Consider the lastp function of Figure 7. It takes a pointer to a list, has no effects and always returns a pointer to Nil, so in that sense it is pure (note that pointers themselves are not impure). However, for the destructive update code that uses lastp, it matters which Nil is pointed to in the result. If lastp allocated a new memory cell, initialised it to Nil and returned a pointer to this Nil, the result would be identical from an abstract perspective but the cord_list code would not work. Thus, although lastp can be considered pure, it must work with concrete data structures. Similarly, impure functions can have abstract arguments and/or results (they cannot update abstract arguments but may update other arguments).
When a data structure is created by applying a data constructor to concrete arguments, the result is concrete. Concrete data structures can become abstract when they are returned from a function (depending on the type signature of the function) or if they are blended with abstract data structures. For example, if an Empty subtree of a concrete BST is updated with an abstract BST, or Node is applied to one or more abstract BSTs, the result is abstract. Pawns uses the sharing system to keep track of the distinction between abstract and concrete (see Section 7). Pure code such as that in Figure 1 can be written without considering data representation or sharing, but values returned from these functions will be abstract and thus cannot be be updated. Although lastp of Figure 7 is pure, the type signature must contain explicit sharing information because we need a concrete list pointer to be returned—the representation is important and the data structure is intended to be updated elsewhere.

Given information:

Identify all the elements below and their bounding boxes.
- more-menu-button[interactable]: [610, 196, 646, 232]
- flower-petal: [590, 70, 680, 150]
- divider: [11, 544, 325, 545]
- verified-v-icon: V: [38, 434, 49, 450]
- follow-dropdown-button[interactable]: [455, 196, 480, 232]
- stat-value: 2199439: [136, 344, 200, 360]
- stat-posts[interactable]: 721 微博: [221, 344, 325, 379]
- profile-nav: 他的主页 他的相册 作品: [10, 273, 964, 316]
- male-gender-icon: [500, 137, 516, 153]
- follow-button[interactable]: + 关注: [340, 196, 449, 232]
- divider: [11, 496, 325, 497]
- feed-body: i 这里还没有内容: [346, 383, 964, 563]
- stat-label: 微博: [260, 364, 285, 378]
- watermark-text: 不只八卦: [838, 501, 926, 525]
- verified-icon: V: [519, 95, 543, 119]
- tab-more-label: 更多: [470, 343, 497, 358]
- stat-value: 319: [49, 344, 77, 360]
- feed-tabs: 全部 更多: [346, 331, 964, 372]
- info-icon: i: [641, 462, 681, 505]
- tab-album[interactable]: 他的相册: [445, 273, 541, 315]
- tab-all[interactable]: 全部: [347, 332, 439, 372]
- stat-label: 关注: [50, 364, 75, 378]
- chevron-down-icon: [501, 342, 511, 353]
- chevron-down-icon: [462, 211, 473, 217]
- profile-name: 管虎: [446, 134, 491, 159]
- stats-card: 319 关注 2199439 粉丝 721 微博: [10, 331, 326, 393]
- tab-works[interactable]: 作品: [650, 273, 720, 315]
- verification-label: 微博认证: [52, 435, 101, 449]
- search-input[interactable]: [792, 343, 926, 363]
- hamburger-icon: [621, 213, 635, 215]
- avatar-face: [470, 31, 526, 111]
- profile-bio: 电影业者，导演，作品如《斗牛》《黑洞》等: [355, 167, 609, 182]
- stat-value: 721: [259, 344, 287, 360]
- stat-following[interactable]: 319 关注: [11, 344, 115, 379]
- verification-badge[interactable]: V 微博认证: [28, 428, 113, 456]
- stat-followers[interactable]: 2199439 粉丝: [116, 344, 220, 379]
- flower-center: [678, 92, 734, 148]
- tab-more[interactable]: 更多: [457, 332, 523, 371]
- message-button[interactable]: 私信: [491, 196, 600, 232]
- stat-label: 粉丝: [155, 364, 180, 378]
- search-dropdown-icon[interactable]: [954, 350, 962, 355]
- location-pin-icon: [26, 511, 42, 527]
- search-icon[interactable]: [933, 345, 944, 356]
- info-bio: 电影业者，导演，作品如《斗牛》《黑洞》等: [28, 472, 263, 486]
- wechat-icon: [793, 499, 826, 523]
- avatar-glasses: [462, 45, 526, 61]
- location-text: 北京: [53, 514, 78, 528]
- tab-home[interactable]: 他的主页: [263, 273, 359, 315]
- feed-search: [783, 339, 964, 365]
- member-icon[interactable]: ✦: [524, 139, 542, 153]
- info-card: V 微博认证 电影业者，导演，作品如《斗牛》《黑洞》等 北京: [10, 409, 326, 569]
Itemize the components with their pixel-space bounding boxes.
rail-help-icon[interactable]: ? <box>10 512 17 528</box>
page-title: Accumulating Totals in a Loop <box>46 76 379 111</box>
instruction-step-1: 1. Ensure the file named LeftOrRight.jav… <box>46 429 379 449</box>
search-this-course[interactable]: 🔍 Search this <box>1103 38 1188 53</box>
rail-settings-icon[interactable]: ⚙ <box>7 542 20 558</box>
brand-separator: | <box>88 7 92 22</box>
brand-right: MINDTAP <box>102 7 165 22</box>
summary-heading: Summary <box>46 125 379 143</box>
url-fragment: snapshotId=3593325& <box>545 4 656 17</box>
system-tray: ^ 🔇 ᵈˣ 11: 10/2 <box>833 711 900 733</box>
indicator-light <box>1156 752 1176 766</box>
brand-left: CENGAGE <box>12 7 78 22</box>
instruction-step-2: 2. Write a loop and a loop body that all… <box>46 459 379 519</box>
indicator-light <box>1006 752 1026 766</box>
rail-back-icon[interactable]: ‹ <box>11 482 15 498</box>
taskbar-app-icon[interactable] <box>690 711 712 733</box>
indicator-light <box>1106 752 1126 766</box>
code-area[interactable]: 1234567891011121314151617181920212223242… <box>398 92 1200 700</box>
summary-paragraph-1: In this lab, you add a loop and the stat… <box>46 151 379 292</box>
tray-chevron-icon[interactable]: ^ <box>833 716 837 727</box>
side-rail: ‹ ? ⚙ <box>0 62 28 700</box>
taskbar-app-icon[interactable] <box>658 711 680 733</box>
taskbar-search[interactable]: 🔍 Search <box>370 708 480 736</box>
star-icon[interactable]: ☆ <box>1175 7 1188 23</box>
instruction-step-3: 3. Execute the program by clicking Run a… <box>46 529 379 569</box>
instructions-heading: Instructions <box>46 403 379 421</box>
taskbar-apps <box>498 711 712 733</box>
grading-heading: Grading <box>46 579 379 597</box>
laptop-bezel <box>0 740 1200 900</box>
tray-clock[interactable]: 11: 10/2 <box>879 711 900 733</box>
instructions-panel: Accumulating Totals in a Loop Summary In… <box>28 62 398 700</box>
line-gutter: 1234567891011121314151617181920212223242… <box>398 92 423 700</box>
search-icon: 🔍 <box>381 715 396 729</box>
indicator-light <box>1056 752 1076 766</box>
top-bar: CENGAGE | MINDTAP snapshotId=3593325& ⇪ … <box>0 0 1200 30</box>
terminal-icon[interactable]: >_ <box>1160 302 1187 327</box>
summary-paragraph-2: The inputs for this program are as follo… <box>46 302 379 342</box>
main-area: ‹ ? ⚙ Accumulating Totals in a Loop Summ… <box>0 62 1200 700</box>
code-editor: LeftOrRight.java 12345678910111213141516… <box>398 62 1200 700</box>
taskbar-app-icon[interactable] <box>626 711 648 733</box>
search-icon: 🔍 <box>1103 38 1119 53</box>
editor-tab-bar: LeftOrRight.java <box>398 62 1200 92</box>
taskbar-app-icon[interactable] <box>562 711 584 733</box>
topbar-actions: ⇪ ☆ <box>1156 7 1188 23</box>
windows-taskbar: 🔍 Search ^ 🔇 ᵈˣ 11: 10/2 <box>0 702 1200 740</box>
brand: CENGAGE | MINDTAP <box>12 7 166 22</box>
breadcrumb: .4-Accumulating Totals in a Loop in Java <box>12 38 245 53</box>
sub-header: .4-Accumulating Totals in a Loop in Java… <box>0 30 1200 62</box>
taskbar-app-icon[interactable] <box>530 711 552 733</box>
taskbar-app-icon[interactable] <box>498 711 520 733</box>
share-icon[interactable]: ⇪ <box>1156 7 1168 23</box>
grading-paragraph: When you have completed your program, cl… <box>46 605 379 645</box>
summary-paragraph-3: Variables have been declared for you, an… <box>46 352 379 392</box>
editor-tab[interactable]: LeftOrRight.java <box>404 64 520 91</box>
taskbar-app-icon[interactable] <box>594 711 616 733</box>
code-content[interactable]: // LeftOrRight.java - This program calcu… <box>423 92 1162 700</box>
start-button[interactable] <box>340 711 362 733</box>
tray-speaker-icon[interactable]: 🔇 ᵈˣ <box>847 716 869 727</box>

Check your understanding:
1. Reproduce the part of the Pawns passage from "Consider the lastp" up to and including "may update other arguments).".
2. In the Pawns passage, what does Pawns use to keep track of the distinction between abstract and concrete data structures?

Replies:
1.
Consider the lastp function of Figure 7. It takes a pointer to a list, has no effects and always returns a pointer to Nil, so in that sense it is pure (note that pointers themselves are not impure). However, for the destructive update code that uses lastp, it matters which Nil is pointed to in the result. If lastp allocated a new memory cell, initialised it to Nil and returned a pointer to this Nil, the result would be identical from an abstract perspective but the cord_list code would not work. Thus, although lastp can be considered pure, it must work with concrete data structures. Similarly, impure functions can have abstract arguments and/or results (they cannot update abstract arguments but may update other arguments).

2. The sharing system.